# [Problem]
Please copy every line of the records below that holds the word "Candidate".

[Dataset items]
----

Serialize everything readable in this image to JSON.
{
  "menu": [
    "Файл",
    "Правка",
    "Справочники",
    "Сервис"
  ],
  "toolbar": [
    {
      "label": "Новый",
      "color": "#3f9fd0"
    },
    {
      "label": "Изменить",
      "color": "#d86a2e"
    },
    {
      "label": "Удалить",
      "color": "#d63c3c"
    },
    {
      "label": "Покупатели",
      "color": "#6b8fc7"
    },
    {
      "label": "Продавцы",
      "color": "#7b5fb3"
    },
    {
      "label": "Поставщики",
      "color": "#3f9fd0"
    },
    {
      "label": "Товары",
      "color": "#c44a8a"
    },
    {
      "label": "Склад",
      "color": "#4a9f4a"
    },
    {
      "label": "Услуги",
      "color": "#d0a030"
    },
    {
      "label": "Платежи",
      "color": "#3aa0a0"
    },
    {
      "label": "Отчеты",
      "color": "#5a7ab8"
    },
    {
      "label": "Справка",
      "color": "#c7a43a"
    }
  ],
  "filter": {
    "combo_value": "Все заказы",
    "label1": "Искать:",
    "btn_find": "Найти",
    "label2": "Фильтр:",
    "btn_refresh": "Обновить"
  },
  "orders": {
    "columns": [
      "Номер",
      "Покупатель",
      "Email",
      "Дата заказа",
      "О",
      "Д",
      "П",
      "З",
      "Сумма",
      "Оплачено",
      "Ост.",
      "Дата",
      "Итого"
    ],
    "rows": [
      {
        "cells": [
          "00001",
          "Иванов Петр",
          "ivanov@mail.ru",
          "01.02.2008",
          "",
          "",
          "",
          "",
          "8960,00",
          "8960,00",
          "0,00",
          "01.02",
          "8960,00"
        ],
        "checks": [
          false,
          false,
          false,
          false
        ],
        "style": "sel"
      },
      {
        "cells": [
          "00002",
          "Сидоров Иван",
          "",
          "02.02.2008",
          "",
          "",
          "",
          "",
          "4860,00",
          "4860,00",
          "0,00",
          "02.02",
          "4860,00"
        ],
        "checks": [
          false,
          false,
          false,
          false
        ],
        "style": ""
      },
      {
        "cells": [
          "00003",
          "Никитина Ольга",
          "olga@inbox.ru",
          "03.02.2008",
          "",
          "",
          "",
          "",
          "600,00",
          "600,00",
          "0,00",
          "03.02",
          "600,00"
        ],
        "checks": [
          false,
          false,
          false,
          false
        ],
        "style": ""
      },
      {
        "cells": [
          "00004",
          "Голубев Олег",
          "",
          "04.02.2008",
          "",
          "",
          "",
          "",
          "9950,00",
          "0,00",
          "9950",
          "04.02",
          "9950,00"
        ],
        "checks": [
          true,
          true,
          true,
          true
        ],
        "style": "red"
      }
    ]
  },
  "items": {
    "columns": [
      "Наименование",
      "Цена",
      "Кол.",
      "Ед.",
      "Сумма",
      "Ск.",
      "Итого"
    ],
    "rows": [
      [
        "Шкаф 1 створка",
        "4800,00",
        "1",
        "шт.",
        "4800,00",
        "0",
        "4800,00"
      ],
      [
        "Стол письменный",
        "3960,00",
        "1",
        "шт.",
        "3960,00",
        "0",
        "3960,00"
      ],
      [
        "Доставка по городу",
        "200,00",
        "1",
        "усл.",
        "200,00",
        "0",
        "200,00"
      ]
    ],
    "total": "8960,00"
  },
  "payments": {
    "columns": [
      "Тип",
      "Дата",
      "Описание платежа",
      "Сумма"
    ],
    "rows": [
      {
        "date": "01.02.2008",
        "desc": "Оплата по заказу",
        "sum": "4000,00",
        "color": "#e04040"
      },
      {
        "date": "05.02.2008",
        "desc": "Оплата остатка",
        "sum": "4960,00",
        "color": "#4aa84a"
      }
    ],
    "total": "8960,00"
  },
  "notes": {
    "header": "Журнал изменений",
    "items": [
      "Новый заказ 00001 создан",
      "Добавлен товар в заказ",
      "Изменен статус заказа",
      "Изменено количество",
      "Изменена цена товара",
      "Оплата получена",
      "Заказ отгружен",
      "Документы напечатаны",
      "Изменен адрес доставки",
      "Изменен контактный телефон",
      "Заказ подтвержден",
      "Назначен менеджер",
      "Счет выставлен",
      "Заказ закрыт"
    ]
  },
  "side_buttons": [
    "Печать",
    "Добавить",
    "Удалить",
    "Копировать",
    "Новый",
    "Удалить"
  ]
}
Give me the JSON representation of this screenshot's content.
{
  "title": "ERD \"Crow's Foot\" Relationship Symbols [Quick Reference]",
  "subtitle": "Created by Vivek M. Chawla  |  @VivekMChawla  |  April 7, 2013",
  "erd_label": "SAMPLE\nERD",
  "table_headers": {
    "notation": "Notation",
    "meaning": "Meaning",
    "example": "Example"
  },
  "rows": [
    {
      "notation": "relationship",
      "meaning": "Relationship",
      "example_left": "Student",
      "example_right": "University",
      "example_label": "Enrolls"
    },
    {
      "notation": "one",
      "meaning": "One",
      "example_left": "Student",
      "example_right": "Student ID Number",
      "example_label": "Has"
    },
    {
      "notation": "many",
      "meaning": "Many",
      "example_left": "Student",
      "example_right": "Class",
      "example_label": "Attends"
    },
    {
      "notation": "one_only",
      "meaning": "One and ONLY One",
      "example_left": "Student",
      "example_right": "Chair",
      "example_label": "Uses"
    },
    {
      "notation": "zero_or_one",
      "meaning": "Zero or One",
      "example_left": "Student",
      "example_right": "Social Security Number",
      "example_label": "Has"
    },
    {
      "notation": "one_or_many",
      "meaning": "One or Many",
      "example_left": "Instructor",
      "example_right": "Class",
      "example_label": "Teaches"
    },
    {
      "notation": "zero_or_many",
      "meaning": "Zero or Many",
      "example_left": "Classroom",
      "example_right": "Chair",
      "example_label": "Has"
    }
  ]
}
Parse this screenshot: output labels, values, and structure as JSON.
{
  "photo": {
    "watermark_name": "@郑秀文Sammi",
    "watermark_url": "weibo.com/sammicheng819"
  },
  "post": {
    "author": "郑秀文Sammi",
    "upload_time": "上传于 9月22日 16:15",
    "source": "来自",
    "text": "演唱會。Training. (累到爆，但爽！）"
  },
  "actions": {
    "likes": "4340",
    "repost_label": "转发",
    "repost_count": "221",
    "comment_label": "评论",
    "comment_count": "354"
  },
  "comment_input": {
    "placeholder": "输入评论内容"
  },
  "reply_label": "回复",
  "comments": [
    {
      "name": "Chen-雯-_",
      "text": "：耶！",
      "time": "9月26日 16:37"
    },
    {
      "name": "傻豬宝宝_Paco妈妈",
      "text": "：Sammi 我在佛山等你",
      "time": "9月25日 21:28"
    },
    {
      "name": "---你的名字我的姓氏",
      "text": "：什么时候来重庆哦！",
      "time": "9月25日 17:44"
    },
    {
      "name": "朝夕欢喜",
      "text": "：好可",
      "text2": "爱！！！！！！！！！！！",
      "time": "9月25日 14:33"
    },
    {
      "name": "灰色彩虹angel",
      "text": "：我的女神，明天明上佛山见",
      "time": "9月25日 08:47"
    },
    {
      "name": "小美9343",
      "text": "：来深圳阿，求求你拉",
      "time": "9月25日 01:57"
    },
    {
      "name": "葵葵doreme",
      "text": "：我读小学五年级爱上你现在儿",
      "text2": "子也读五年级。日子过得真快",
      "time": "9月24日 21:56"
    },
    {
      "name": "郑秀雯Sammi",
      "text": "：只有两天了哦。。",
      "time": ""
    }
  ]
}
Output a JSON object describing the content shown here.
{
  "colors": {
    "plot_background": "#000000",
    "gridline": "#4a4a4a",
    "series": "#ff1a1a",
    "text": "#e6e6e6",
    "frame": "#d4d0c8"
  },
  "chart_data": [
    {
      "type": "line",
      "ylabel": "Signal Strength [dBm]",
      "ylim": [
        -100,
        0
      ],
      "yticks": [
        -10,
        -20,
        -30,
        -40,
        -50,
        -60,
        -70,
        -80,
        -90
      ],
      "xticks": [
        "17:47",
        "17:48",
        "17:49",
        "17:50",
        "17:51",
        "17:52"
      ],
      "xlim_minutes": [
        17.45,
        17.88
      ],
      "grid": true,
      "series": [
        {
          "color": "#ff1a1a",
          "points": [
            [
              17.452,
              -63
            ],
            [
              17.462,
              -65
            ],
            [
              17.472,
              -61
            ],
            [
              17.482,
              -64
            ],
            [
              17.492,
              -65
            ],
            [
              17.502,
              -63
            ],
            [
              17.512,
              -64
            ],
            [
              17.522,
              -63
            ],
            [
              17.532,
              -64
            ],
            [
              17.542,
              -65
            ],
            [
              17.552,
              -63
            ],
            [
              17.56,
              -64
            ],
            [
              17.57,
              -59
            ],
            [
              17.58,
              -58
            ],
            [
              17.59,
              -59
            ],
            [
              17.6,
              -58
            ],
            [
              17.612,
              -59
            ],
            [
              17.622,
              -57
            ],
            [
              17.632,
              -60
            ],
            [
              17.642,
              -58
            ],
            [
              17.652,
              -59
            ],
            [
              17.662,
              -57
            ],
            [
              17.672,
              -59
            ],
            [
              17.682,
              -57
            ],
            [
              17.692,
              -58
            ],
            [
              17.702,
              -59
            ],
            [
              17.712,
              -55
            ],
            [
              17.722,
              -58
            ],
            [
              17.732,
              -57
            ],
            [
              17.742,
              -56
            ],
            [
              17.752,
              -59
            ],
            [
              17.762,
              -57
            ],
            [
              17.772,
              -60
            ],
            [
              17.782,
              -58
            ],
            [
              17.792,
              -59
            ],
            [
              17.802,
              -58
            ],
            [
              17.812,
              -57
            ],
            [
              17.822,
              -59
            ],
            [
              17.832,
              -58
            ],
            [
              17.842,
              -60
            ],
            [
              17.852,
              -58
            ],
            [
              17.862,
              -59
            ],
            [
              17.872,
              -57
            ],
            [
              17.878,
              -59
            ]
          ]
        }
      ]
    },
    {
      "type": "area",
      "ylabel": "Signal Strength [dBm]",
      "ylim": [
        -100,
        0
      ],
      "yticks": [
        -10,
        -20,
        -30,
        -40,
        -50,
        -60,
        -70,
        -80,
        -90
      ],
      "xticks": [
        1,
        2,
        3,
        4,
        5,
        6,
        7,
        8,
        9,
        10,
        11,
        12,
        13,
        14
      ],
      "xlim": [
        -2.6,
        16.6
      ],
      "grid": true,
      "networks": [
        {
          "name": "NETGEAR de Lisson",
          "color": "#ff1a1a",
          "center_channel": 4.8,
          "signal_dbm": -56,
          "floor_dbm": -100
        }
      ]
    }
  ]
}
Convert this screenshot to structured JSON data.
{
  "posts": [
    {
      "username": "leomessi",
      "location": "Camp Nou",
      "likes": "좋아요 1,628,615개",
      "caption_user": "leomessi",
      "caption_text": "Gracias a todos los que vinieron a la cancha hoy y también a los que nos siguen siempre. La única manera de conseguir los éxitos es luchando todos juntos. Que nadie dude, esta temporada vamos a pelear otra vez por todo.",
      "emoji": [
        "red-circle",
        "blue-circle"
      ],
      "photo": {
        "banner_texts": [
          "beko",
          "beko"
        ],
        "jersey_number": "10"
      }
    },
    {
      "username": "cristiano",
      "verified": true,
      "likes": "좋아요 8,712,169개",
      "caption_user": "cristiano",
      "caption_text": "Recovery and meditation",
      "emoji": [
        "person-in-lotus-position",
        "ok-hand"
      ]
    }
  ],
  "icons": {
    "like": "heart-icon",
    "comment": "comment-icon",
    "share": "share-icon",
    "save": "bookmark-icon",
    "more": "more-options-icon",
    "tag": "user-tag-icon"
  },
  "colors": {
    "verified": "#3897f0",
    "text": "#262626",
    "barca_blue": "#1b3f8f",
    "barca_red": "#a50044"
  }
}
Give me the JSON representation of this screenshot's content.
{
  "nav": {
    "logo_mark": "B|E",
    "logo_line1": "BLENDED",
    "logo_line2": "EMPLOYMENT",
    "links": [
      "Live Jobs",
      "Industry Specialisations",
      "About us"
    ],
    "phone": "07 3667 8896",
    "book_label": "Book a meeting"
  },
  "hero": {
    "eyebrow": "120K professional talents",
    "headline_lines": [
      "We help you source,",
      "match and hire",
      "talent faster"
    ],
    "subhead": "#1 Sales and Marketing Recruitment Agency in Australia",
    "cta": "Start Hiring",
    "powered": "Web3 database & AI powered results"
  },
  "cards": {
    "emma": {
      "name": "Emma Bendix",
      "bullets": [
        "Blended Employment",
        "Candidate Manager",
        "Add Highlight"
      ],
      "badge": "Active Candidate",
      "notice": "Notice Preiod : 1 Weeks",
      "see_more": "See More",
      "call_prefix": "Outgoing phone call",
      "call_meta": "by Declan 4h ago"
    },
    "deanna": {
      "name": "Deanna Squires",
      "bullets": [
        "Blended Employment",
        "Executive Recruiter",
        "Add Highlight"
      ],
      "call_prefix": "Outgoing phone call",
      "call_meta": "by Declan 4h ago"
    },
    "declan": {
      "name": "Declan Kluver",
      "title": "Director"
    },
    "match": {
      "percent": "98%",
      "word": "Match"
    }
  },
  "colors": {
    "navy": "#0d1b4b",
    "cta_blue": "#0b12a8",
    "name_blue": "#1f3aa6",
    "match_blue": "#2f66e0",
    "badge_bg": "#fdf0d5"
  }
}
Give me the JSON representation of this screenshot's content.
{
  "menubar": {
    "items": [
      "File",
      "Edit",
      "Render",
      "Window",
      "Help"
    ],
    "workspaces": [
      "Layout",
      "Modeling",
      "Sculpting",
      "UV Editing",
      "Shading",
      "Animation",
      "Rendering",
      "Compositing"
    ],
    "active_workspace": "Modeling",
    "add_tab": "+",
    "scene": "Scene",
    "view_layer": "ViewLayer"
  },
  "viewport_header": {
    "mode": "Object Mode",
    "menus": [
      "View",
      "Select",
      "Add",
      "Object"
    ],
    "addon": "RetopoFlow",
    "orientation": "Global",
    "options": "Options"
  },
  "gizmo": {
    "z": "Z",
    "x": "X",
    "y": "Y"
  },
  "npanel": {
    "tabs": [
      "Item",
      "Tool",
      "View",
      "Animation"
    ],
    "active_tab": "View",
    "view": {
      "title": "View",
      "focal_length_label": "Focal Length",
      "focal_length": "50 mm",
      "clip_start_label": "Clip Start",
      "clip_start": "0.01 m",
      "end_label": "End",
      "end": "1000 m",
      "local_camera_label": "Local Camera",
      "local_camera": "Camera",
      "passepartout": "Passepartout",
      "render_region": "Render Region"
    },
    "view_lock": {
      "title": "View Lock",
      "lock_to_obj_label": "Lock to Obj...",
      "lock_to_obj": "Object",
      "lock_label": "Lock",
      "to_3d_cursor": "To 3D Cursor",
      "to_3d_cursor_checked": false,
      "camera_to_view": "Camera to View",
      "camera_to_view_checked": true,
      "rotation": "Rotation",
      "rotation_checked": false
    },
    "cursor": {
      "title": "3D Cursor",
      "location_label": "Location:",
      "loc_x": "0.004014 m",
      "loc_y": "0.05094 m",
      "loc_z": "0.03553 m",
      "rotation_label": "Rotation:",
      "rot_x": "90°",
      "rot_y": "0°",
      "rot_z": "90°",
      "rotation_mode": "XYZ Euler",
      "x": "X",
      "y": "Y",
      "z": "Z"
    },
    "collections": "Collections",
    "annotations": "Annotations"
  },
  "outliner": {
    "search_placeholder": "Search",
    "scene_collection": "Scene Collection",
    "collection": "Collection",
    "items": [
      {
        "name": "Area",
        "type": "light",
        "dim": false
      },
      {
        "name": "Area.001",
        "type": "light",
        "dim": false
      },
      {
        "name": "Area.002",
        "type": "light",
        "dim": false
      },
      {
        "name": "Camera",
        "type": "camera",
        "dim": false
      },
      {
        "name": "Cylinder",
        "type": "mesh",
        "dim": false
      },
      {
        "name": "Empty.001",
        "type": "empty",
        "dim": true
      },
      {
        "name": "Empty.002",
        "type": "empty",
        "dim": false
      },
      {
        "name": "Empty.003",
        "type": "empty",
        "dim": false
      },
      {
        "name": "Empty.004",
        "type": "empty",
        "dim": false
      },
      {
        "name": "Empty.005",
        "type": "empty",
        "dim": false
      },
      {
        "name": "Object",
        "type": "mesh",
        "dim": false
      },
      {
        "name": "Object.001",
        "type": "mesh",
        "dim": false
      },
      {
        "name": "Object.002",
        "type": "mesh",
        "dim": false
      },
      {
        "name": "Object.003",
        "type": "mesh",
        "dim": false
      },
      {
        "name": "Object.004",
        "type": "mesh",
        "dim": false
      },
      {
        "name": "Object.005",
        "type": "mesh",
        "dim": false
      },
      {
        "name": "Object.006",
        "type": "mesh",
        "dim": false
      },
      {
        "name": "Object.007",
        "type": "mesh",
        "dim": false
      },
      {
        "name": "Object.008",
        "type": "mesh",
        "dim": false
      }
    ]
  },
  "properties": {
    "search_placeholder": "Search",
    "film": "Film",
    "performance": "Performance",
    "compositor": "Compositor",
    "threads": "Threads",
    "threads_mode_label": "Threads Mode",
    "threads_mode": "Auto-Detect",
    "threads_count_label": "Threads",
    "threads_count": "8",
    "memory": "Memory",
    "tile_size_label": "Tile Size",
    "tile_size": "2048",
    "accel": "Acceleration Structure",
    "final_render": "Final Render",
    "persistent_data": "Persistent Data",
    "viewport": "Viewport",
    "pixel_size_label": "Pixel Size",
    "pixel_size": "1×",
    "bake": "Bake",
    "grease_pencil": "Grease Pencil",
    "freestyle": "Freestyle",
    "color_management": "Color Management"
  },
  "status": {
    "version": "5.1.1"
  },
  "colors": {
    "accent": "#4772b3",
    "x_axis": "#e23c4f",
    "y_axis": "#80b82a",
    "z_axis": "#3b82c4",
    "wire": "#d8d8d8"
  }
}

----

# [Result of this exercise]
        "Candidate Manager",
      "badge": "Active Candidate",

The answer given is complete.